## Task objective
Each record is to be transcribed exactly.

## Task input
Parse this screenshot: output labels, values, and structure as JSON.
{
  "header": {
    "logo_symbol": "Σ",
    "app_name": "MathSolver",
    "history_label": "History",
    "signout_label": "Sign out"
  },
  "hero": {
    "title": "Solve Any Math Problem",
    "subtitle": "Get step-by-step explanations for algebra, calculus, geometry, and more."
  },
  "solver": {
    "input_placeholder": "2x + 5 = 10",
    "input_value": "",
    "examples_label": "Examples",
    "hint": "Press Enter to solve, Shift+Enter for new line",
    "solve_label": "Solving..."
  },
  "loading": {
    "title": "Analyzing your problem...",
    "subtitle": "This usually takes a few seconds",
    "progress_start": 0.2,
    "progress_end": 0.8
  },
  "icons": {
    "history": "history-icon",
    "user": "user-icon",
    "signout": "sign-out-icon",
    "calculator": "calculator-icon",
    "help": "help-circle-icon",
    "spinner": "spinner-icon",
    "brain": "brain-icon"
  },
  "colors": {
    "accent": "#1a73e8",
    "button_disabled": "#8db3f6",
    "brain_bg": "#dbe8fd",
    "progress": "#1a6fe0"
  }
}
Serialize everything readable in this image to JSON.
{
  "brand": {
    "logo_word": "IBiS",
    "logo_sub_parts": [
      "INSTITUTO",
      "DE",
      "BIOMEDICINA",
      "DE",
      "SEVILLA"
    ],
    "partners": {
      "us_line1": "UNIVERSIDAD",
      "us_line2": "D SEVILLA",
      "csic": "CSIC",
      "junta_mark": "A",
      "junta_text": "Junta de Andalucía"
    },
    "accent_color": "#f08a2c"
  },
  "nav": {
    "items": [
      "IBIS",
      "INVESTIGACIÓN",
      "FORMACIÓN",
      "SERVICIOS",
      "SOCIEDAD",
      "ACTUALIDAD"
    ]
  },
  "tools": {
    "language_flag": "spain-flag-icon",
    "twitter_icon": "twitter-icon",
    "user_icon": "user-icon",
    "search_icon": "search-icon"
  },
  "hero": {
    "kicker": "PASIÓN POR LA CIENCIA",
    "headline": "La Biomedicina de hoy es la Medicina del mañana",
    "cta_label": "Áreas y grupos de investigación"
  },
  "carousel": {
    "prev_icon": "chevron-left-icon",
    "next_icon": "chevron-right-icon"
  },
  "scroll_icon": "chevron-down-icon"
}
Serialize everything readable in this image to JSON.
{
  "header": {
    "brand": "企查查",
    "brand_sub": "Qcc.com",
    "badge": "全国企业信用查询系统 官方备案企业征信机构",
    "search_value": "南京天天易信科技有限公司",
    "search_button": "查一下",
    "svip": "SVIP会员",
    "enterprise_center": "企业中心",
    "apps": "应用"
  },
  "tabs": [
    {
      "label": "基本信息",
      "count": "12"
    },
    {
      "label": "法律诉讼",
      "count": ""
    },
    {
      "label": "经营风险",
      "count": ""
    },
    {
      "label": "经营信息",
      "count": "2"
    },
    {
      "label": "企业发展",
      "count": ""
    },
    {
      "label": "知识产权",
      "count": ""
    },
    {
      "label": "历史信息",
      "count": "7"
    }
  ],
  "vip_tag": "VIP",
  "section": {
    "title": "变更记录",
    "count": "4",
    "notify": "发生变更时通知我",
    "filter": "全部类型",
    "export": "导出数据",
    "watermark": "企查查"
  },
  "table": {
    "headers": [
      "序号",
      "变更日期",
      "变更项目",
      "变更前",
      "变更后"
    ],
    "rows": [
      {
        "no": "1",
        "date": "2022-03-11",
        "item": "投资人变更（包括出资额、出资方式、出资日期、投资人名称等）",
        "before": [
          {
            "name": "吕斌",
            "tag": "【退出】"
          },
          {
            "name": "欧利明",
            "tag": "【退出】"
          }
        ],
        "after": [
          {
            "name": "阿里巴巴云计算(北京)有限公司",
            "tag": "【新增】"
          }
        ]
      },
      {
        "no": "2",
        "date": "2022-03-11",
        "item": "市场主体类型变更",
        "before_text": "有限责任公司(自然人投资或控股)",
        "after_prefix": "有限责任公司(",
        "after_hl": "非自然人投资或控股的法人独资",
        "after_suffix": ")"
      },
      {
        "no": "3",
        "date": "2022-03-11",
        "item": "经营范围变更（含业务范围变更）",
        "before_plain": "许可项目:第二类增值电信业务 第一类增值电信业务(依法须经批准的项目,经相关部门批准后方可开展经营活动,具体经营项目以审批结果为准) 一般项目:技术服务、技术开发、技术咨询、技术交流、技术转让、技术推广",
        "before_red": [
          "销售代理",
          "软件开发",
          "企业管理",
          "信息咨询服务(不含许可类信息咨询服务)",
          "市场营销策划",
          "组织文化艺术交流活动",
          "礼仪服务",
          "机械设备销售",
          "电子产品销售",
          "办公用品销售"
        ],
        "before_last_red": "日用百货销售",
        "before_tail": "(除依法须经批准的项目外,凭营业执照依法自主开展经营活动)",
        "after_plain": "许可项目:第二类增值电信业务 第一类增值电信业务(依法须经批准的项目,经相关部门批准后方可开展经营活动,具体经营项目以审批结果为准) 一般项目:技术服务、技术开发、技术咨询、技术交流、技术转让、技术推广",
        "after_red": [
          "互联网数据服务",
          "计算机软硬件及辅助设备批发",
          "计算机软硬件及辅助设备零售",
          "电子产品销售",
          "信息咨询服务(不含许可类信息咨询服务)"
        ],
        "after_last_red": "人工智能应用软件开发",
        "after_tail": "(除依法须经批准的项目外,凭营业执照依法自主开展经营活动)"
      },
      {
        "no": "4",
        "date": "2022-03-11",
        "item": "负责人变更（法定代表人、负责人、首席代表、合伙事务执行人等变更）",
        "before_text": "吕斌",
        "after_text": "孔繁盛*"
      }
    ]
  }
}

## Response
Parse this screenshot: output labels, values, and structure as JSON.
{
  "header": {
    "logo_symbol": "Σ",
    "app_name": "MathSolver",
    "history_label": "History",
    "signout_label": "Sign out"
  },
  "hero": {
    "title": "Solve Any Math Problem",
    "subtitle": "Get step-by-step explanations for algebra, calculus, geometry, and more."
  },
  "solver": {
    "input_placeholder": "2x + 5 = 10",
    "input_value": "",
    "examples_label": "Examples",
    "hint": "Press Enter to solve, Shift+Enter for new line",
    "solve_label": "Solving..."
  },
  "loading": {
    "title": "Analyzing your problem...",
    "subtitle": "This usually takes a few seconds",
    "progress_start": 0.2,
    "progress_end": 0.8
  },
  "icons": {
    "history": "history-icon",
    "user": "user-icon",
    "signout": "sign-out-icon",
    "calculator": "calculator-icon",
    "help": "help-circle-icon",
    "spinner": "spinner-icon",
    "brain": "brain-icon"
  },
  "colors": {
    "accent": "#1a73e8",
    "button_disabled": "#8db3f6",
    "brain_bg": "#dbe8fd",
    "progress": "#1a6fe0"
  }
}
Serialize everything readable in this image to JSON.
{
  "brand": {
    "logo_word": "IBiS",
    "logo_sub_parts": [
      "INSTITUTO",
      "DE",
      "BIOMEDICINA",
      "DE",
      "SEVILLA"
    ],
    "partners": {
      "us_line1": "UNIVERSIDAD",
      "us_line2": "D SEVILLA",
      "csic": "CSIC",
      "junta_mark": "A",
      "junta_text": "Junta de Andalucía"
    },
    "accent_color": "#f08a2c"
  },
  "nav": {
    "items": [
      "IBIS",
      "INVESTIGACIÓN",
      "FORMACIÓN",
      "SERVICIOS",
      "SOCIEDAD",
      "ACTUALIDAD"
    ]
  },
  "tools": {
    "language_flag": "spain-flag-icon",
    "twitter_icon": "twitter-icon",
    "user_icon": "user-icon",
    "search_icon": "search-icon"
  },
  "hero": {
    "kicker": "PASIÓN POR LA CIENCIA",
    "headline": "La Biomedicina de hoy es la Medicina del mañana",
    "cta_label": "Áreas y grupos de investigación"
  },
  "carousel": {
    "prev_icon": "chevron-left-icon",
    "next_icon": "chevron-right-icon"
  },
  "scroll_icon": "chevron-down-icon"
}
Serialize everything readable in this image to JSON.
{
  "header": {
    "brand": "企查查",
    "brand_sub": "Qcc.com",
    "badge": "全国企业信用查询系统 官方备案企业征信机构",
    "search_value": "南京天天易信科技有限公司",
    "search_button": "查一下",
    "svip": "SVIP会员",
    "enterprise_center": "企业中心",
    "apps": "应用"
  },
  "tabs": [
    {
      "label": "基本信息",
      "count": "12"
    },
    {
      "label": "法律诉讼",
      "count": ""
    },
    {
      "label": "经营风险",
      "count": ""
    },
    {
      "label": "经营信息",
      "count": "2"
    },
    {
      "label": "企业发展",
      "count": ""
    },
    {
      "label": "知识产权",
      "count": ""
    },
    {
      "label": "历史信息",
      "count": "7"
    }
  ],
  "vip_tag": "VIP",
  "section": {
    "title": "变更记录",
    "count": "4",
    "notify": "发生变更时通知我",
    "filter": "全部类型",
    "export": "导出数据",
    "watermark": "企查查"
  },
  "table": {
    "headers": [
      "序号",
      "变更日期",
      "变更项目",
      "变更前",
      "变更后"
    ],
    "rows": [
      {
        "no": "1",
        "date": "2022-03-11",
        "item": "投资人变更（包括出资额、出资方式、出资日期、投资人名称等）",
        "before": [
          {
            "name": "吕斌",
            "tag": "【退出】"
          },
          {
            "name": "欧利明",
            "tag": "【退出】"
          }
        ],
        "after": [
          {
            "name": "阿里巴巴云计算(北京)有限公司",
            "tag": "【新增】"
          }
        ]
      },
      {
        "no": "2",
        "date": "2022-03-11",
        "item": "市场主体类型变更",
        "before_text": "有限责任公司(自然人投资或控股)",
        "after_prefix": "有限责任公司(",
        "after_hl": "非自然人投资或控股的法人独资",
        "after_suffix": ")"
      },
      {
        "no": "3",
        "date": "2022-03-11",
        "item": "经营范围变更（含业务范围变更）",
        "before_plain": "许可项目:第二类增值电信业务 第一类增值电信业务(依法须经批准的项目,经相关部门批准后方可开展经营活动,具体经营项目以审批结果为准) 一般项目:技术服务、技术开发、技术咨询、技术交流、技术转让、技术推广",
        "before_red": [
          "销售代理",
          "软件开发",
          "企业管理",
          "信息咨询服务(不含许可类信息咨询服务)",
          "市场营销策划",
          "组织文化艺术交流活动",
          "礼仪服务",
          "机械设备销售",
          "电子产品销售",
          "办公用品销售"
        ],
        "before_last_red": "日用百货销售",
        "before_tail": "(除依法须经批准的项目外,凭营业执照依法自主开展经营活动)",
        "after_plain": "许可项目:第二类增值电信业务 第一类增值电信业务(依法须经批准的项目,经相关部门批准后方可开展经营活动,具体经营项目以审批结果为准) 一般项目:技术服务、技术开发、技术咨询、技术交流、技术转让、技术推广",
        "after_red": [
          "互联网数据服务",
          "计算机软硬件及辅助设备批发",
          "计算机软硬件及辅助设备零售",
          "电子产品销售",
          "信息咨询服务(不含许可类信息咨询服务)"
        ],
        "after_last_red": "人工智能应用软件开发",
        "after_tail": "(除依法须经批准的项目外,凭营业执照依法自主开展经营活动)"
      },
      {
        "no": "4",
        "date": "2022-03-11",
        "item": "负责人变更（法定代表人、负责人、首席代表、合伙事务执行人等变更）",
        "before_text": "吕斌",
        "after_text": "孔繁盛*"
      }
    ]
  }
}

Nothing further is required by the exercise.